Determine how many lines in the data below contain "ПРЕДМЕТАМ" and write only that number.

:: GIVEN RECORDS ::

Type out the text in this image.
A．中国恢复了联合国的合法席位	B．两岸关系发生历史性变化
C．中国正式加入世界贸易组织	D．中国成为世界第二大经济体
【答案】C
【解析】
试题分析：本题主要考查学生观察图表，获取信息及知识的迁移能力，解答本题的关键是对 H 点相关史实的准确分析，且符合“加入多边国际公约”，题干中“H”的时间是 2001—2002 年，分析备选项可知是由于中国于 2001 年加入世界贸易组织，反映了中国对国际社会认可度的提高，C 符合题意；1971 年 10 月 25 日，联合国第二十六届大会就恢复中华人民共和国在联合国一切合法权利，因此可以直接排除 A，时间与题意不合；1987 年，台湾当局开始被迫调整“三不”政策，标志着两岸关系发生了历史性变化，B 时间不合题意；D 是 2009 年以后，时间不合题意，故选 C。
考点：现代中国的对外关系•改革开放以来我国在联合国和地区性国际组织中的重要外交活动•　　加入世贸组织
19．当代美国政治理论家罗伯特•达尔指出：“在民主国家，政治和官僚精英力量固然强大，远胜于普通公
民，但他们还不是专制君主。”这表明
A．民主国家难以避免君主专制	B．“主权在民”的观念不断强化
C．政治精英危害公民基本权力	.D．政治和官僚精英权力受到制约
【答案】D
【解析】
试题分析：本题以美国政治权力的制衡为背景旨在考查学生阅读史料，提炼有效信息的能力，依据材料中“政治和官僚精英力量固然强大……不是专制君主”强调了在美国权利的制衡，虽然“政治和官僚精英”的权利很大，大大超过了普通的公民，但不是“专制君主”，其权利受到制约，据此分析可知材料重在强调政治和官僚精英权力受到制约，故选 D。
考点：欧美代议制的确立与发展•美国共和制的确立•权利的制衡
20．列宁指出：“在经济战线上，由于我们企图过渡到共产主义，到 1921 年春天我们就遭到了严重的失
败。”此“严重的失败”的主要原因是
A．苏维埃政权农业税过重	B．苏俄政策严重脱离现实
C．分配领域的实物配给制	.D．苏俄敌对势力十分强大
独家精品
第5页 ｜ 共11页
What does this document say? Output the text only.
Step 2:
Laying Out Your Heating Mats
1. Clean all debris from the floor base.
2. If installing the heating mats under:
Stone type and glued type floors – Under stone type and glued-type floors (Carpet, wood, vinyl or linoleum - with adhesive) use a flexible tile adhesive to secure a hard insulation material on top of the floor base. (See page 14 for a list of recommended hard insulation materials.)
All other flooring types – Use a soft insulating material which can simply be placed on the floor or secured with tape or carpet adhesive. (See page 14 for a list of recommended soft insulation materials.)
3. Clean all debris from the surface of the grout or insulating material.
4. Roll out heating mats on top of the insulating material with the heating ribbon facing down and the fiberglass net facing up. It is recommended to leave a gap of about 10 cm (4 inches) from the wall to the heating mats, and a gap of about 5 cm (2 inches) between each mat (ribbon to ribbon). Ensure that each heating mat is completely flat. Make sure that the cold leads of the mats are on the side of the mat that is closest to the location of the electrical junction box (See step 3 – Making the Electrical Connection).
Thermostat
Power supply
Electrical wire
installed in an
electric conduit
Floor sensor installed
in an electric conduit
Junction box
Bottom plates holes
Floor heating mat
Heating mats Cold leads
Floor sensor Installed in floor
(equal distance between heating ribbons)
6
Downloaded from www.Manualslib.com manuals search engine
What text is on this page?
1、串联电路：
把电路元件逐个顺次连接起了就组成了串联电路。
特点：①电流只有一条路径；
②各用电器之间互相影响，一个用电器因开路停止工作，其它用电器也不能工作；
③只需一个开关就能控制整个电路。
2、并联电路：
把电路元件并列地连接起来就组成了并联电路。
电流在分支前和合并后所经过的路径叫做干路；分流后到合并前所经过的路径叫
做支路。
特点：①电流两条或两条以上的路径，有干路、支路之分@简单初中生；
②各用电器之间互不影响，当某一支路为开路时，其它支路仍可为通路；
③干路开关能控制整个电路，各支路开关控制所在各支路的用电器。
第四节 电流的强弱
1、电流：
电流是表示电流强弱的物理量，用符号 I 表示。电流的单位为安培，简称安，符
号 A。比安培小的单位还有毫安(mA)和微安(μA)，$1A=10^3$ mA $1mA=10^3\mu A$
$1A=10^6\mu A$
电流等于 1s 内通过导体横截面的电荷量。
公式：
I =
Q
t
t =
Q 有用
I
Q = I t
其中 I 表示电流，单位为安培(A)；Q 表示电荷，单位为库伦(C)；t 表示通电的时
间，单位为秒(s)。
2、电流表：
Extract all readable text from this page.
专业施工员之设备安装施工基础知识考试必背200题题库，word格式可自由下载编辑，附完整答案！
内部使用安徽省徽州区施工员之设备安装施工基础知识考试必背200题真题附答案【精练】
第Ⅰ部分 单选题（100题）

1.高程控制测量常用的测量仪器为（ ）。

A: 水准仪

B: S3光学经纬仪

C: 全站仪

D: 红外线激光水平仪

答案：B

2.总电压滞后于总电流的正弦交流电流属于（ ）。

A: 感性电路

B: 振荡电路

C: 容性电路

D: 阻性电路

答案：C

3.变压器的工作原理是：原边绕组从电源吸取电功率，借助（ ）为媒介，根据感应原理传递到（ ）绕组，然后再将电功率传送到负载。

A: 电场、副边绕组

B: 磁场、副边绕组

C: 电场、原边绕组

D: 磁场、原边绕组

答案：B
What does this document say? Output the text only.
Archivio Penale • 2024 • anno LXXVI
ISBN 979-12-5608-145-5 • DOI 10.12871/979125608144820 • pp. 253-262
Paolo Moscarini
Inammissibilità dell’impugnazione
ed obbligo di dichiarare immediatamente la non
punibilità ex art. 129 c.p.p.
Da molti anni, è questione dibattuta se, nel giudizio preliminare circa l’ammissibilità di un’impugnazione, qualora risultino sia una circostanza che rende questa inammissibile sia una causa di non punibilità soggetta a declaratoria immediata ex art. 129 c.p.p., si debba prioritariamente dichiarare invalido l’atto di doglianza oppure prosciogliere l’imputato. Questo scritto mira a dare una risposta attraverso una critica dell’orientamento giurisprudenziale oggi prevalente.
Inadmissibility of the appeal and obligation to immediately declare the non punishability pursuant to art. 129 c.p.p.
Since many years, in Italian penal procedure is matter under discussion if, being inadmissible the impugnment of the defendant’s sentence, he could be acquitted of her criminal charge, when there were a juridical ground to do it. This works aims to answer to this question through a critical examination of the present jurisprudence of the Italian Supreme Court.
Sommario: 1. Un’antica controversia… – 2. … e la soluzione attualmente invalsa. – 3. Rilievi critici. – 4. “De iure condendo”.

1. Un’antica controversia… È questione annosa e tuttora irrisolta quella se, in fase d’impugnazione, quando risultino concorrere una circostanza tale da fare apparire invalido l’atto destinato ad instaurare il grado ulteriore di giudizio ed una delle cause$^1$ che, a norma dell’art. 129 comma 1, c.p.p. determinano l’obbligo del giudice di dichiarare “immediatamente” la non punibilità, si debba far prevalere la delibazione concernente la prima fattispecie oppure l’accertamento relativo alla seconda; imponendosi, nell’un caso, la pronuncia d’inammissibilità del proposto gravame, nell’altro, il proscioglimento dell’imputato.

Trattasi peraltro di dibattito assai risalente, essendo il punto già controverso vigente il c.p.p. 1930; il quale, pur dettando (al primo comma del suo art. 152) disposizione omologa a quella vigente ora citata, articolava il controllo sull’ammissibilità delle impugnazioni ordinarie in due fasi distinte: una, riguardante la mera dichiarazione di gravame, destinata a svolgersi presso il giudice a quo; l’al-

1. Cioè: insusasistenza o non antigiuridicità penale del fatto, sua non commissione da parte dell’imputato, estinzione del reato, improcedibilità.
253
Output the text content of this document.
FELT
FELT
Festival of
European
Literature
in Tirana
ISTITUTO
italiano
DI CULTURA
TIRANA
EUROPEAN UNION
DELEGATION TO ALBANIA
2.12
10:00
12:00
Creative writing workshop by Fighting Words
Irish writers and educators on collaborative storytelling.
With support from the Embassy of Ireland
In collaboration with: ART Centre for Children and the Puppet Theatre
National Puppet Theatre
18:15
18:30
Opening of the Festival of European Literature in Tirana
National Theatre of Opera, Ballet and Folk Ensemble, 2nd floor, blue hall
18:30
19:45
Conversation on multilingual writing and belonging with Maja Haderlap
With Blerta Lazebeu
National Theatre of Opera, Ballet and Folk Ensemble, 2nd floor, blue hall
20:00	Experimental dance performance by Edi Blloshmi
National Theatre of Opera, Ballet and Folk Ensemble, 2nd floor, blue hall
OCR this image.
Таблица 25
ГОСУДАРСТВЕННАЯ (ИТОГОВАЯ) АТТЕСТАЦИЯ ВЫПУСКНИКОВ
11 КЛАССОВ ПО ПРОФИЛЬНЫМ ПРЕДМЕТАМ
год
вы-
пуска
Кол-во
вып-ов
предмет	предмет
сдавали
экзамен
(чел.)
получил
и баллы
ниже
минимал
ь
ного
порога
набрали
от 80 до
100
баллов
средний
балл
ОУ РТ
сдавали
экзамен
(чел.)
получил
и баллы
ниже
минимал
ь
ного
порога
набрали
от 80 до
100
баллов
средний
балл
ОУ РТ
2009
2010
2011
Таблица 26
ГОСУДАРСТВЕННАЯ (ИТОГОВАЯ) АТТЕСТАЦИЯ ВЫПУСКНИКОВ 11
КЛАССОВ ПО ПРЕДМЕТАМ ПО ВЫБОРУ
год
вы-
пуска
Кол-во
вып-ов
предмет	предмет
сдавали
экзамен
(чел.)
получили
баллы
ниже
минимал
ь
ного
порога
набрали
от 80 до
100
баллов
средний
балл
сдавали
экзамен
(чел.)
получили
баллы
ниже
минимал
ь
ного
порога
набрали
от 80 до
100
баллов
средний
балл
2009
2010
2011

:::

▶ [SOLUTION BELOW] 2